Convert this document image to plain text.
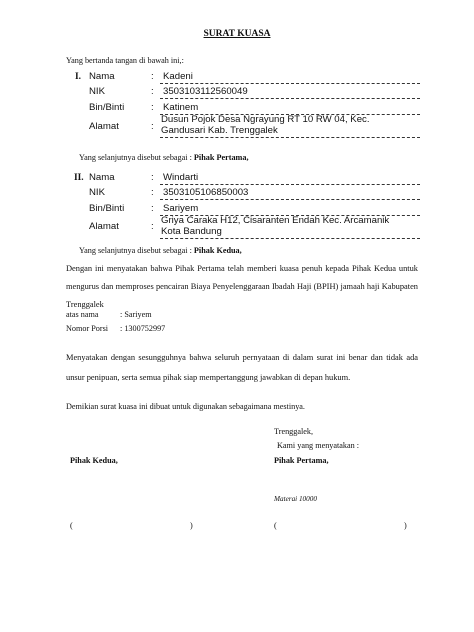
SURAT KUASA
Yang bertanda tangan di bawah ini,:
I. Nama	: Kadeni
NIK	: 3503103112560049
Bin/Binti	: Katinem
Alamat	:
Dusun Pojok Desa Ngrayung RT 10 RW 04, Kec.
Gandusari Kab. Trenggalek
Yang selanjutnya disebut sebagai : Pihak Pertama,
II. Nama	: Windarti
NIK	: 3503105106850003
Bin/Binti	: Sariyem
Alamat	:
Griya Caraka H12, Cisaranten Endah Kec. Arcamanik
Kota Bandung
Yang selanjutnya disebut sebagai : Pihak Kedua,
Dengan ini menyatakan bahwa Pihak Pertama telah memberi kuasa penuh kepada Pihak Kedua untuk mengurus dan memproses pencairan Biaya Penyelenggaraan Ibadah Haji (BPIH) jamaah haji Kabupaten Trenggalek
atas nama	: Sariyem
Nomor Porsi : 1300752997
Menyatakan dengan sesungguhnya bahwa seluruh pernyataan di dalam surat ini benar dan tidak ada unsur penipuan, serta semua pihak siap mempertanggung jawabkan di depan hukum.
Demikian surat kuasa ini dibuat untuk digunakan sebagaimana mestinya.
Trenggalek,
Kami yang menyatakan :
Pihak Kedua,	Pihak Pertama,
Materai 10000
(	)	(	)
* * *
Where does the word "Trenggalek" appear in the listing? List each line that holds it.

## Solution for this task
Gandusari Kab. Trenggalek
Dengan ini menyatakan bahwa Pihak Pertama telah memberi kuasa penuh kepada Pihak Kedua untuk mengurus dan memproses pencairan Biaya Penyelenggaraan Ibadah Haji (BPIH) jamaah haji Kabupaten Trenggalek
Trenggalek,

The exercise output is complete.